Your task is to output the listing word for word, with pictures excluded.

## Input for this task
*****

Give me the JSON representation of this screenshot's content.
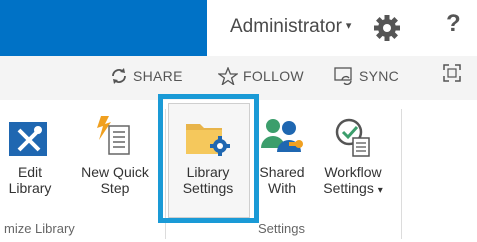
{
  "suitebar": {
    "user": "Administrator",
    "user_caret": "▾",
    "help": "?"
  },
  "actions": {
    "share": "SHARE",
    "follow": "FOLLOW",
    "sync": "SYNC"
  },
  "ribbon": {
    "edit_library": [
      "Edit",
      "Library"
    ],
    "new_quick_step": [
      "New Quick",
      "Step"
    ],
    "library_settings": [
      "Library",
      "Settings"
    ],
    "shared_with": [
      "Shared",
      "With"
    ],
    "workflow_settings": [
      "Workflow",
      "Settings",
      "▾"
    ],
    "group_customize": "mize Library",
    "group_settings": "Settings"
  },
  "colors": {
    "brand": "#0072c6",
    "highlight": "#1a9ad6"
  }
}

*****

## Solved exercise
Give me the JSON representation of this screenshot's content.
{
  "suitebar": {
    "user": "Administrator",
    "user_caret": "▾",
    "help": "?"
  },
  "actions": {
    "share": "SHARE",
    "follow": "FOLLOW",
    "sync": "SYNC"
  },
  "ribbon": {
    "edit_library": [
      "Edit",
      "Library"
    ],
    "new_quick_step": [
      "New Quick",
      "Step"
    ],
    "library_settings": [
      "Library",
      "Settings"
    ],
    "shared_with": [
      "Shared",
      "With"
    ],
    "workflow_settings": [
      "Workflow",
      "Settings",
      "▾"
    ],
    "group_customize": "mize Library",
    "group_settings": "Settings"
  },
  "colors": {
    "brand": "#0072c6",
    "highlight": "#1a9ad6"
  }
}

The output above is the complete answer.